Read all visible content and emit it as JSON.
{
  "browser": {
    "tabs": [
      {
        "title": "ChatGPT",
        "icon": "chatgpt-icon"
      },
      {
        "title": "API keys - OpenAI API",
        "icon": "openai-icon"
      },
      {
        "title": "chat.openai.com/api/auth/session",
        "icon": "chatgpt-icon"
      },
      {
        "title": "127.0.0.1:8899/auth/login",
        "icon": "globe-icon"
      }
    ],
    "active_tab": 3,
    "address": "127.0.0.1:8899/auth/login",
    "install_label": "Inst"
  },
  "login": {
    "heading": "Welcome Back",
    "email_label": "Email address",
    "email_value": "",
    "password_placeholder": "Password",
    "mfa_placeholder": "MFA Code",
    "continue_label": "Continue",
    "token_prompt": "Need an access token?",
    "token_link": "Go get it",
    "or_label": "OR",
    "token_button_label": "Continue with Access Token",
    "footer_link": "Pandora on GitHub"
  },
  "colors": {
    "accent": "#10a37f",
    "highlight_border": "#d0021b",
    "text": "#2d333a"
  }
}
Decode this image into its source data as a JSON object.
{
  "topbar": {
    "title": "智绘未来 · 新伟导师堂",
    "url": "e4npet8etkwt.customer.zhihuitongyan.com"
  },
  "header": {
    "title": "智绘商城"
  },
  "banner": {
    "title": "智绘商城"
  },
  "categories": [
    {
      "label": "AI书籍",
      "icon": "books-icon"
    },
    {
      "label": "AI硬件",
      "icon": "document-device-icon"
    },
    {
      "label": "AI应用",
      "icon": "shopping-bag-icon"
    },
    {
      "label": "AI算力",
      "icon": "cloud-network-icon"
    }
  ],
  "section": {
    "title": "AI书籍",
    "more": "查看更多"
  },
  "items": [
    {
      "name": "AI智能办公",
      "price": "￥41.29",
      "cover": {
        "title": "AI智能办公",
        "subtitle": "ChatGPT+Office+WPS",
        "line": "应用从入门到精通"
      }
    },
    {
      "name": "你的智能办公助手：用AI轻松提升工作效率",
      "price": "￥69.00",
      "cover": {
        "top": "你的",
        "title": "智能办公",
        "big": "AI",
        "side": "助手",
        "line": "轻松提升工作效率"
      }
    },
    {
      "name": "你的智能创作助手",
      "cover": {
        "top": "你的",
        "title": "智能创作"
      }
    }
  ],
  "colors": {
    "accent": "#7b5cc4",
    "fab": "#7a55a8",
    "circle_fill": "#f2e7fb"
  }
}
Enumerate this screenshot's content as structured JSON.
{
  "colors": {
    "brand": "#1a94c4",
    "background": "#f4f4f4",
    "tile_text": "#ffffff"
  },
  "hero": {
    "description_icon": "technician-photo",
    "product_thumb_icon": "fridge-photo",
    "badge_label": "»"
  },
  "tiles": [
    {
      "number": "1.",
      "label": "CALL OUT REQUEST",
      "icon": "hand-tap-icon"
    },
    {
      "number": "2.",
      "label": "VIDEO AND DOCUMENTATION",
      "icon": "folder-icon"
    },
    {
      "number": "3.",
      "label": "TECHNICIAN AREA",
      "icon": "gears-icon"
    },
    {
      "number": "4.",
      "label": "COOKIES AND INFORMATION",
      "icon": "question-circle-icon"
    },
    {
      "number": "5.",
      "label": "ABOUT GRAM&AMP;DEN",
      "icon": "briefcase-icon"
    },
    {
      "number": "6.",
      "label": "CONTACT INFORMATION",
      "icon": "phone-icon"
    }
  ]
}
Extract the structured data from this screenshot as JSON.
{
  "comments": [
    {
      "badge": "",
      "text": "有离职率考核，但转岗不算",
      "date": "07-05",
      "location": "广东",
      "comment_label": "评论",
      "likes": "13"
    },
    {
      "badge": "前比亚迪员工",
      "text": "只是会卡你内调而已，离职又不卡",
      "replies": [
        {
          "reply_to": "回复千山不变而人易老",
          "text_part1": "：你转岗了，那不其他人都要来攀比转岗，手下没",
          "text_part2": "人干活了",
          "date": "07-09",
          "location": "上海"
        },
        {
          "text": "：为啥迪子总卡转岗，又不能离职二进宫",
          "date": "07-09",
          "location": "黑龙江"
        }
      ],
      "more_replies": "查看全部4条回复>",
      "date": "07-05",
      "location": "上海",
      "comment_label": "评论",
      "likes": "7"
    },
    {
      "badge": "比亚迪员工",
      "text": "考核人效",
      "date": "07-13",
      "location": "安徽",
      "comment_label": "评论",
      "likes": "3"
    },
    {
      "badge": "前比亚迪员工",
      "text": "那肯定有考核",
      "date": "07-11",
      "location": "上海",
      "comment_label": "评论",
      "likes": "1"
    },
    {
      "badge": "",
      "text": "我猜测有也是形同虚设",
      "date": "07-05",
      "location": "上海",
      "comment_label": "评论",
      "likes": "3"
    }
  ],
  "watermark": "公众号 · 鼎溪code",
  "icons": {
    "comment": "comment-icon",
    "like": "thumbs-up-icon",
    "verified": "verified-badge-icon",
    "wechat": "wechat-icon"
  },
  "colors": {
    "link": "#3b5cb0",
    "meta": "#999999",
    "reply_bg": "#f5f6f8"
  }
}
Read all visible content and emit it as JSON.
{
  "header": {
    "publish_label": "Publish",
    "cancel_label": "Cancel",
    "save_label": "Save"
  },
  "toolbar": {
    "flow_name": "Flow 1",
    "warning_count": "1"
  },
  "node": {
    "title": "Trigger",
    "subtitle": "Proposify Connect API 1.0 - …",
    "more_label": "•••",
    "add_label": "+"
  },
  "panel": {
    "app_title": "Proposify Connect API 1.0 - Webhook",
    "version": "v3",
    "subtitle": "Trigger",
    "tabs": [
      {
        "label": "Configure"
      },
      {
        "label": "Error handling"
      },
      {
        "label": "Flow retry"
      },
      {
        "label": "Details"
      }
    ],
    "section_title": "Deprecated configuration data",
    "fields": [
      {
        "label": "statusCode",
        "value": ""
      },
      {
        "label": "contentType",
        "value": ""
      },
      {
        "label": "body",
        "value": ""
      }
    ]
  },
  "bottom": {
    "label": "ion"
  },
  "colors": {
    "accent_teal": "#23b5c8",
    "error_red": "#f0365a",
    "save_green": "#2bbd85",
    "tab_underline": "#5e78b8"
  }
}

============================================================

AIM
All of the lines above need to be given again exactly.

EXPECTED ANSWER
Read all visible content and emit it as JSON.
{
  "browser": {
    "tabs": [
      {
        "title": "ChatGPT",
        "icon": "chatgpt-icon"
      },
      {
        "title": "API keys - OpenAI API",
        "icon": "openai-icon"
      },
      {
        "title": "chat.openai.com/api/auth/session",
        "icon": "chatgpt-icon"
      },
      {
        "title": "127.0.0.1:8899/auth/login",
        "icon": "globe-icon"
      }
    ],
    "active_tab": 3,
    "address": "127.0.0.1:8899/auth/login",
    "install_label": "Inst"
  },
  "login": {
    "heading": "Welcome Back",
    "email_label": "Email address",
    "email_value": "",
    "password_placeholder": "Password",
    "mfa_placeholder": "MFA Code",
    "continue_label": "Continue",
    "token_prompt": "Need an access token?",
    "token_link": "Go get it",
    "or_label": "OR",
    "token_button_label": "Continue with Access Token",
    "footer_link": "Pandora on GitHub"
  },
  "colors": {
    "accent": "#10a37f",
    "highlight_border": "#d0021b",
    "text": "#2d333a"
  }
}
Decode this image into its source data as a JSON object.
{
  "topbar": {
    "title": "智绘未来 · 新伟导师堂",
    "url": "e4npet8etkwt.customer.zhihuitongyan.com"
  },
  "header": {
    "title": "智绘商城"
  },
  "banner": {
    "title": "智绘商城"
  },
  "categories": [
    {
      "label": "AI书籍",
      "icon": "books-icon"
    },
    {
      "label": "AI硬件",
      "icon": "document-device-icon"
    },
    {
      "label": "AI应用",
      "icon": "shopping-bag-icon"
    },
    {
      "label": "AI算力",
      "icon": "cloud-network-icon"
    }
  ],
  "section": {
    "title": "AI书籍",
    "more": "查看更多"
  },
  "items": [
    {
      "name": "AI智能办公",
      "price": "￥41.29",
      "cover": {
        "title": "AI智能办公",
        "subtitle": "ChatGPT+Office+WPS",
        "line": "应用从入门到精通"
      }
    },
    {
      "name": "你的智能办公助手：用AI轻松提升工作效率",
      "price": "￥69.00",
      "cover": {
        "top": "你的",
        "title": "智能办公",
        "big": "AI",
        "side": "助手",
        "line": "轻松提升工作效率"
      }
    },
    {
      "name": "你的智能创作助手",
      "cover": {
        "top": "你的",
        "title": "智能创作"
      }
    }
  ],
  "colors": {
    "accent": "#7b5cc4",
    "fab": "#7a55a8",
    "circle_fill": "#f2e7fb"
  }
}
Enumerate this screenshot's content as structured JSON.
{
  "colors": {
    "brand": "#1a94c4",
    "background": "#f4f4f4",
    "tile_text": "#ffffff"
  },
  "hero": {
    "description_icon": "technician-photo",
    "product_thumb_icon": "fridge-photo",
    "badge_label": "»"
  },
  "tiles": [
    {
      "number": "1.",
      "label": "CALL OUT REQUEST",
      "icon": "hand-tap-icon"
    },
    {
      "number": "2.",
      "label": "VIDEO AND DOCUMENTATION",
      "icon": "folder-icon"
    },
    {
      "number": "3.",
      "label": "TECHNICIAN AREA",
      "icon": "gears-icon"
    },
    {
      "number": "4.",
      "label": "COOKIES AND INFORMATION",
      "icon": "question-circle-icon"
    },
    {
      "number": "5.",
      "label": "ABOUT GRAM&AMP;DEN",
      "icon": "briefcase-icon"
    },
    {
      "number": "6.",
      "label": "CONTACT INFORMATION",
      "icon": "phone-icon"
    }
  ]
}
Extract the structured data from this screenshot as JSON.
{
  "comments": [
    {
      "badge": "",
      "text": "有离职率考核，但转岗不算",
      "date": "07-05",
      "location": "广东",
      "comment_label": "评论",
      "likes": "13"
    },
    {
      "badge": "前比亚迪员工",
      "text": "只是会卡你内调而已，离职又不卡",
      "replies": [
        {
          "reply_to": "回复千山不变而人易老",
          "text_part1": "：你转岗了，那不其他人都要来攀比转岗，手下没",
          "text_part2": "人干活了",
          "date": "07-09",
          "location": "上海"
        },
        {
          "text": "：为啥迪子总卡转岗，又不能离职二进宫",
          "date": "07-09",
          "location": "黑龙江"
        }
      ],
      "more_replies": "查看全部4条回复>",
      "date": "07-05",
      "location": "上海",
      "comment_label": "评论",
      "likes": "7"
    },
    {
      "badge": "比亚迪员工",
      "text": "考核人效",
      "date": "07-13",
      "location": "安徽",
      "comment_label": "评论",
      "likes": "3"
    },
    {
      "badge": "前比亚迪员工",
      "text": "那肯定有考核",
      "date": "07-11",
      "location": "上海",
      "comment_label": "评论",
      "likes": "1"
    },
    {
      "badge": "",
      "text": "我猜测有也是形同虚设",
      "date": "07-05",
      "location": "上海",
      "comment_label": "评论",
      "likes": "3"
    }
  ],
  "watermark": "公众号 · 鼎溪code",
  "icons": {
    "comment": "comment-icon",
    "like": "thumbs-up-icon",
    "verified": "verified-badge-icon",
    "wechat": "wechat-icon"
  },
  "colors": {
    "link": "#3b5cb0",
    "meta": "#999999",
    "reply_bg": "#f5f6f8"
  }
}
Read all visible content and emit it as JSON.
{
  "header": {
    "publish_label": "Publish",
    "cancel_label": "Cancel",
    "save_label": "Save"
  },
  "toolbar": {
    "flow_name": "Flow 1",
    "warning_count": "1"
  },
  "node": {
    "title": "Trigger",
    "subtitle": "Proposify Connect API 1.0 - …",
    "more_label": "•••",
    "add_label": "+"
  },
  "panel": {
    "app_title": "Proposify Connect API 1.0 - Webhook",
    "version": "v3",
    "subtitle": "Trigger",
    "tabs": [
      {
        "label": "Configure"
      },
      {
        "label": "Error handling"
      },
      {
        "label": "Flow retry"
      },
      {
        "label": "Details"
      }
    ],
    "section_title": "Deprecated configuration data",
    "fields": [
      {
        "label": "statusCode",
        "value": ""
      },
      {
        "label": "contentType",
        "value": ""
      },
      {
        "label": "body",
        "value": ""
      }
    ]
  },
  "bottom": {
    "label": "ion"
  },
  "colors": {
    "accent_teal": "#23b5c8",
    "error_red": "#f0365a",
    "save_green": "#2bbd85",
    "tab_underline": "#5e78b8"
  }
}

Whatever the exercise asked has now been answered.